Excerpts from a figure dataset
· · · ·

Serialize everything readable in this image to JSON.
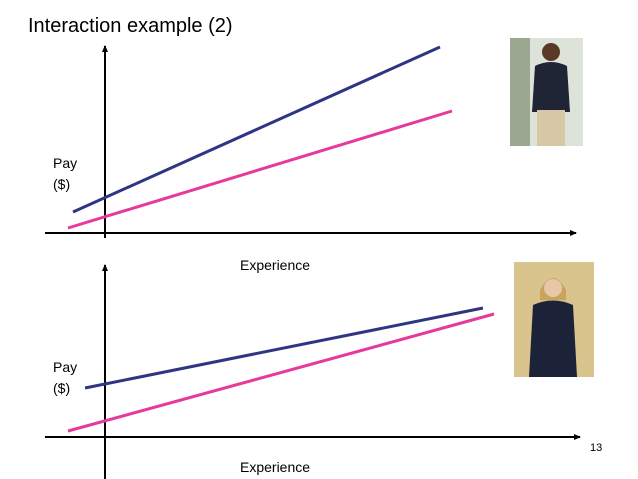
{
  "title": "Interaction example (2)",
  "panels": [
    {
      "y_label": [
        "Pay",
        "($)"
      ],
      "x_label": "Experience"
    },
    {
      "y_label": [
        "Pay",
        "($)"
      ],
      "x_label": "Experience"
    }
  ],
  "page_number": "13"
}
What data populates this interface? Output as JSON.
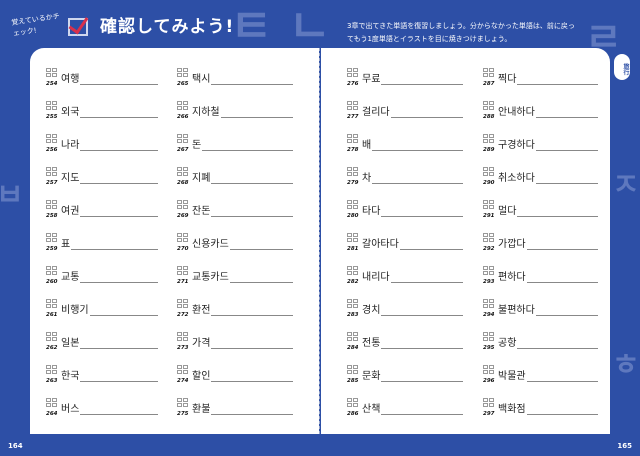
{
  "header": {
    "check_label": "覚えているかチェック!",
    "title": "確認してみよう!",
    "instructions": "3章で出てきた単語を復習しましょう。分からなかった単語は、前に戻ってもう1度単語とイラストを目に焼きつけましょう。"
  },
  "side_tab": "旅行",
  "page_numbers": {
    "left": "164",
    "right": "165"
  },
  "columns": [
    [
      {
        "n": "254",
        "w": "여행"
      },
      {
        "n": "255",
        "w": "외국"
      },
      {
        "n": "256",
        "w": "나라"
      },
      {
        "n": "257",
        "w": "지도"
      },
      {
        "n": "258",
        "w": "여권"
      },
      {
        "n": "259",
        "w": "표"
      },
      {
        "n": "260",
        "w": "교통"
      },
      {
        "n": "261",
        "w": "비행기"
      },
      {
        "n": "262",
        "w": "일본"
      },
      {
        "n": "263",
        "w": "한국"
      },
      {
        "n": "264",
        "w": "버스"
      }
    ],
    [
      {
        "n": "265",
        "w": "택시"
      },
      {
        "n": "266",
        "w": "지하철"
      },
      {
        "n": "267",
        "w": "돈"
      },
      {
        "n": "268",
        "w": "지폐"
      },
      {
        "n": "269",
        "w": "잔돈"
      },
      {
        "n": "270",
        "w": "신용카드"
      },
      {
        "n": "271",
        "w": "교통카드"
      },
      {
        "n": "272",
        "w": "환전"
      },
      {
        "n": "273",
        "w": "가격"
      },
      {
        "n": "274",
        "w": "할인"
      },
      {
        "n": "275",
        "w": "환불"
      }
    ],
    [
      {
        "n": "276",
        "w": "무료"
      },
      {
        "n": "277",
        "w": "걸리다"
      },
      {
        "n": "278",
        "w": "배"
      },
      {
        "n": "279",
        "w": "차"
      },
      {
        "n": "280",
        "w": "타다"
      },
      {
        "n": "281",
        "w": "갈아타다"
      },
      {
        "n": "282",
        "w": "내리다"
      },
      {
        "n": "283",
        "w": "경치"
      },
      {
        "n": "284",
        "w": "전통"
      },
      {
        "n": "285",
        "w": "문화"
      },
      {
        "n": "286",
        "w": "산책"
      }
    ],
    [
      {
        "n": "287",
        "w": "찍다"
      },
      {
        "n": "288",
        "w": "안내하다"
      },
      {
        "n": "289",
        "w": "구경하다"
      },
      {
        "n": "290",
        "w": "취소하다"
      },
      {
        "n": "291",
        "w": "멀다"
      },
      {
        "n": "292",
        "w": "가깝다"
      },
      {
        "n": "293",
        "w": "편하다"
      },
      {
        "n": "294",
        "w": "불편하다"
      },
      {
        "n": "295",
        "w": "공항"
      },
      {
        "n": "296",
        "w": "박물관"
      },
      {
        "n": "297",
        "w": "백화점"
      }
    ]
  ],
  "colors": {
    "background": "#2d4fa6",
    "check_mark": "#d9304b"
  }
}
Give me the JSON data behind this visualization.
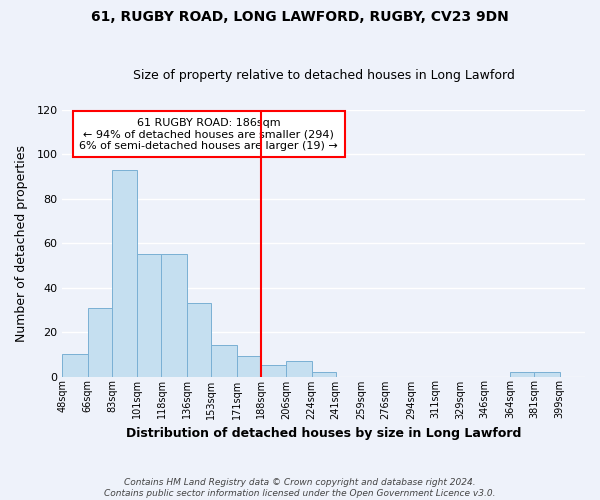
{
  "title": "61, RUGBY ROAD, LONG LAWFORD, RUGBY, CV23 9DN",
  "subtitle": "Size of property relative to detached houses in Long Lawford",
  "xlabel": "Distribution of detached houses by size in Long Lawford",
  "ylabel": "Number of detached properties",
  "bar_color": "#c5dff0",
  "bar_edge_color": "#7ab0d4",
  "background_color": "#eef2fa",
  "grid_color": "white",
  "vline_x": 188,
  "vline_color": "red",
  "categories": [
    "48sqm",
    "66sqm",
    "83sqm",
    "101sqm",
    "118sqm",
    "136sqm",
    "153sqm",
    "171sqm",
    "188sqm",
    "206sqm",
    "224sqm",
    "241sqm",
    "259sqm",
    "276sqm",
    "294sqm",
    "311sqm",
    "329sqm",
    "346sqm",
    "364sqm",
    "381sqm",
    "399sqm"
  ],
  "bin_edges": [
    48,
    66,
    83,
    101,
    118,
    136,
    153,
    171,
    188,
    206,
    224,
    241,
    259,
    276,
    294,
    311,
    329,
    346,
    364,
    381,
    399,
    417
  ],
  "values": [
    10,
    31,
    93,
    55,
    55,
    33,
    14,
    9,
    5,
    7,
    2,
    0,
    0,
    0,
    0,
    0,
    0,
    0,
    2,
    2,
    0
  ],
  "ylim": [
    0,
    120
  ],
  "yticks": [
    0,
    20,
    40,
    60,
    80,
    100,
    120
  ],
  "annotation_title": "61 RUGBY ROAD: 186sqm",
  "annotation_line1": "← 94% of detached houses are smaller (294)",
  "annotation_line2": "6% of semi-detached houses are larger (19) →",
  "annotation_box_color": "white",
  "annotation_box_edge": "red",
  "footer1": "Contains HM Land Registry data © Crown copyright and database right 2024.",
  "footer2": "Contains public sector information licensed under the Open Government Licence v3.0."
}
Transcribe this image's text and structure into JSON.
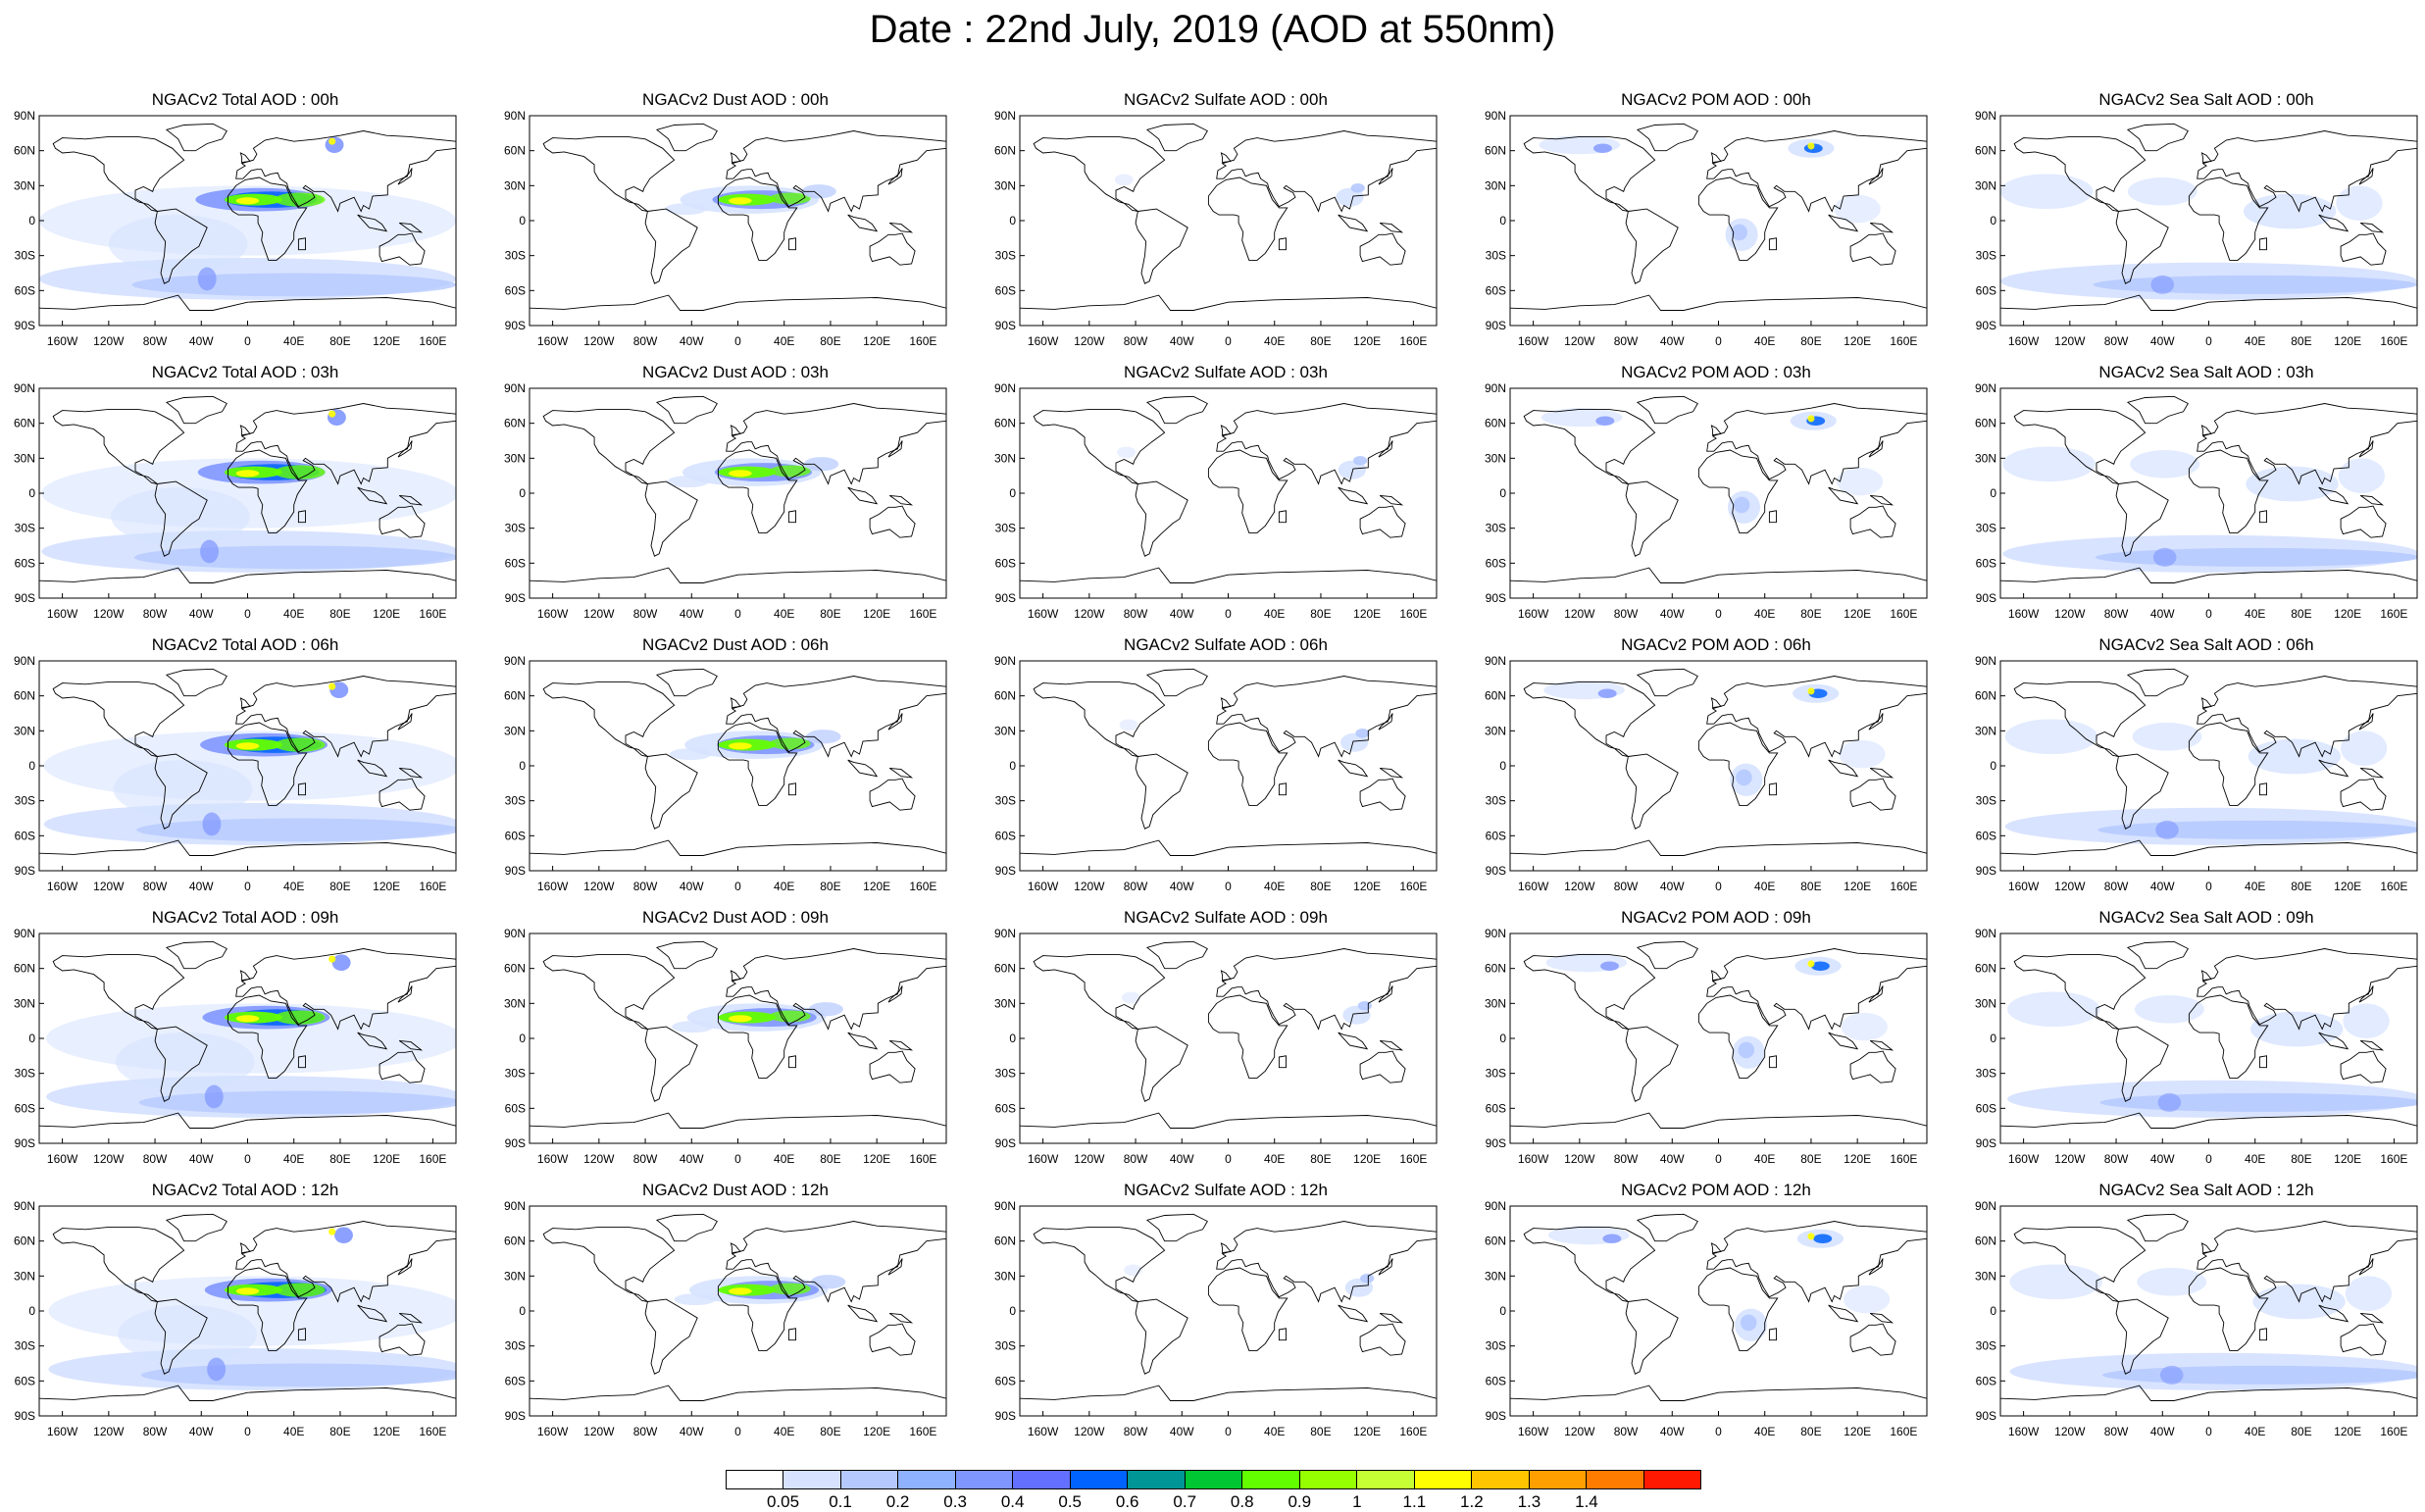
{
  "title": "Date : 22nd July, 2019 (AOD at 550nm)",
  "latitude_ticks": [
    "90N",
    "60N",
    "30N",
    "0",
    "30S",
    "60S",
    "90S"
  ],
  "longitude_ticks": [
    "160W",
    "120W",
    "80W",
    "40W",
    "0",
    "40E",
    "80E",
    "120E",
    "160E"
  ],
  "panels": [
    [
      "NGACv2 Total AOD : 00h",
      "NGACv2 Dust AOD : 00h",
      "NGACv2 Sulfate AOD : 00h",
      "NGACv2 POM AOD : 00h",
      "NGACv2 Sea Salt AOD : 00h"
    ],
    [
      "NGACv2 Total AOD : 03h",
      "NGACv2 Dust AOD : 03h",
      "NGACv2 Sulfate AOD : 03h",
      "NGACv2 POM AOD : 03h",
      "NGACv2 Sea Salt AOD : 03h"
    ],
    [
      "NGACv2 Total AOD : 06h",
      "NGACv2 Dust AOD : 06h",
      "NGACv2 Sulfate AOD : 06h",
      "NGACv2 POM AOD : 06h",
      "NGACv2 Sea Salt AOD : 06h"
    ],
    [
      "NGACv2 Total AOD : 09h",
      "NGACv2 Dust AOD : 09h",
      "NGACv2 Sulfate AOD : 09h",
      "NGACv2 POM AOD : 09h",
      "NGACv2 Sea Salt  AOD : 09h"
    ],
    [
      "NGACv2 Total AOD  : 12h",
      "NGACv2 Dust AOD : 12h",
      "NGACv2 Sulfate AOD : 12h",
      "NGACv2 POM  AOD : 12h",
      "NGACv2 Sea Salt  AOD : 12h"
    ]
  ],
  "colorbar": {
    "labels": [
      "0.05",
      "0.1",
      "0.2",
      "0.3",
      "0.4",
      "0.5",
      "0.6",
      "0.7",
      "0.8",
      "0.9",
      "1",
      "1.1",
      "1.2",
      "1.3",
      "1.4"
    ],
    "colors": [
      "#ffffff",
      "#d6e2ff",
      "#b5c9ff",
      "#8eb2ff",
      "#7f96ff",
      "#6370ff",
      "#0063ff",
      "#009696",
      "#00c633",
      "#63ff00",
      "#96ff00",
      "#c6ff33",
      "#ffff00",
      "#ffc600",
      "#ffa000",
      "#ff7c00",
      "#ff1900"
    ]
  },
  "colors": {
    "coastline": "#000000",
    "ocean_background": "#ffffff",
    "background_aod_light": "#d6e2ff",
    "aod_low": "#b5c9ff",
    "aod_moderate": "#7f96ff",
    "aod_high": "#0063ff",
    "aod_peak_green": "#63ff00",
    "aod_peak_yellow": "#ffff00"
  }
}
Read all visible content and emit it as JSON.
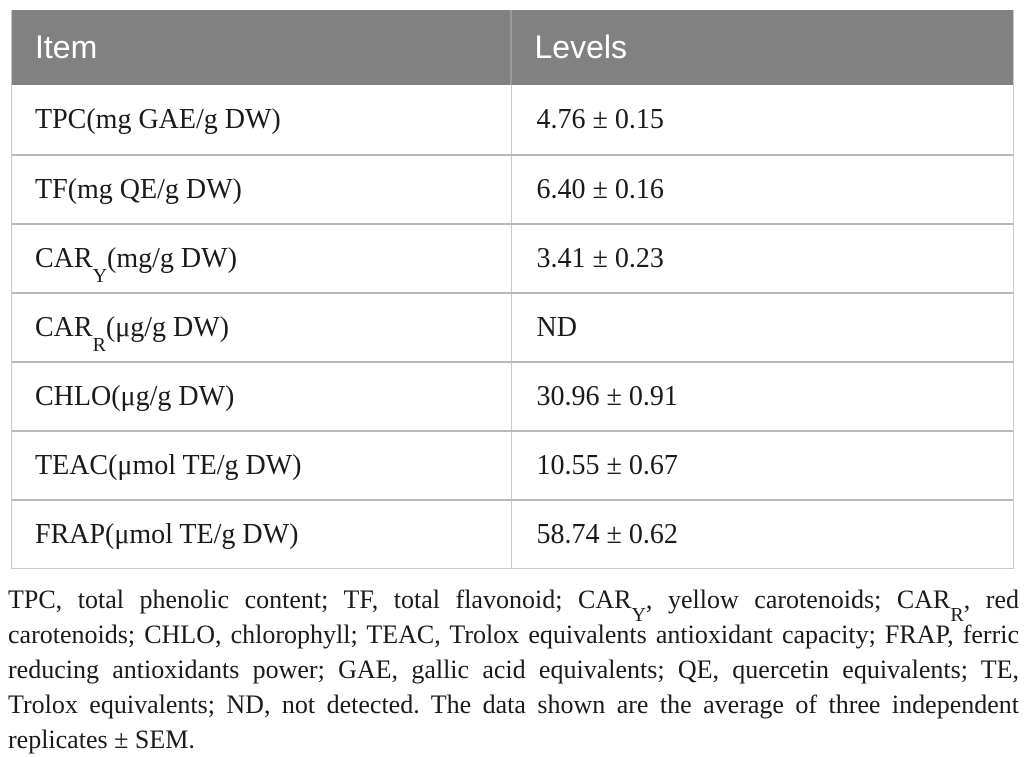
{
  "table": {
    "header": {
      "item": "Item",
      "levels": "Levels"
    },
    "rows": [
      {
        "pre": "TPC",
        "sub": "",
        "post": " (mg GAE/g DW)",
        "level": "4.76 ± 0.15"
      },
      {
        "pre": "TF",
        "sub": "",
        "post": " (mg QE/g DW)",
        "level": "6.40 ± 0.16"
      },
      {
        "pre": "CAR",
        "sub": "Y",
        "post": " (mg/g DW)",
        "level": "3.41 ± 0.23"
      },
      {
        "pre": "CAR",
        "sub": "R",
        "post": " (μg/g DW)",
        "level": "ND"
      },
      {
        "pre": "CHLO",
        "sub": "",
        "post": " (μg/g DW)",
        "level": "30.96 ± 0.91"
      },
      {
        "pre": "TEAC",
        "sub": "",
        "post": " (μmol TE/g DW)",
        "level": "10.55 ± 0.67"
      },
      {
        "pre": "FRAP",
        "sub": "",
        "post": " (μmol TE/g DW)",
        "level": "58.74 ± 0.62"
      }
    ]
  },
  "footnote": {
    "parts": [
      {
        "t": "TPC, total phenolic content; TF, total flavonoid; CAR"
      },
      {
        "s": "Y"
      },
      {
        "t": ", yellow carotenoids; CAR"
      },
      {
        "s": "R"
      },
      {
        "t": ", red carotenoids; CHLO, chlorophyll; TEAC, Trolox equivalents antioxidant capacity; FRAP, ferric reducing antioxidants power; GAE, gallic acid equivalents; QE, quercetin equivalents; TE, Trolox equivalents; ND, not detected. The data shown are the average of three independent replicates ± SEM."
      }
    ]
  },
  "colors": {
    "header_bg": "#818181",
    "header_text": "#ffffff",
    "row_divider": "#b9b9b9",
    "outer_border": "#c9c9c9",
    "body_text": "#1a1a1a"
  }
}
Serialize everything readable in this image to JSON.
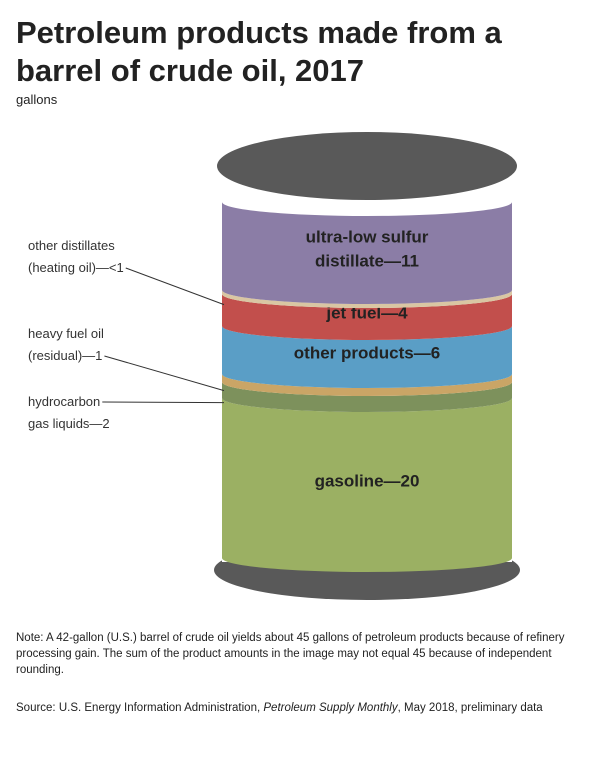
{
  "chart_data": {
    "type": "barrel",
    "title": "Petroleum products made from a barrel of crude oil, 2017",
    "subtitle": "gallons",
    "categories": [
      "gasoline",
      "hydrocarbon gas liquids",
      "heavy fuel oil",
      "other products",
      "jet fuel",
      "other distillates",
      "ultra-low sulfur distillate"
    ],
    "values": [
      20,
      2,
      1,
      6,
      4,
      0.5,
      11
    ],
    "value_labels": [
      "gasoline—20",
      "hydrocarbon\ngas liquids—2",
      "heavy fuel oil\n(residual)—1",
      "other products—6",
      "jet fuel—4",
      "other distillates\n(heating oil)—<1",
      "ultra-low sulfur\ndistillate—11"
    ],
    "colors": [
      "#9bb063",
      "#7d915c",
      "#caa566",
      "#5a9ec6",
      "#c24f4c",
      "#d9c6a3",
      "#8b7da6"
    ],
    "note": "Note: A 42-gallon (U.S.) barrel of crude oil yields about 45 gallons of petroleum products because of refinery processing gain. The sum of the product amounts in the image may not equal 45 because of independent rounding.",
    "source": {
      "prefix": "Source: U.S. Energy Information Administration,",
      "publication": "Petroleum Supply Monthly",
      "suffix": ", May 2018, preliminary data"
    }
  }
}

· · · ·

Reproduce every line from the entries that holds the word "crude".

    "title": "Petroleum products made from a barrel of crude oil, 2017",
    "note": "Note: A 42-gallon (U.S.) barrel of crude oil yields about 45 gallons of petroleum products because of refinery processing gain. The sum of the product amounts in the image may not equal 45 because of independent rounding.",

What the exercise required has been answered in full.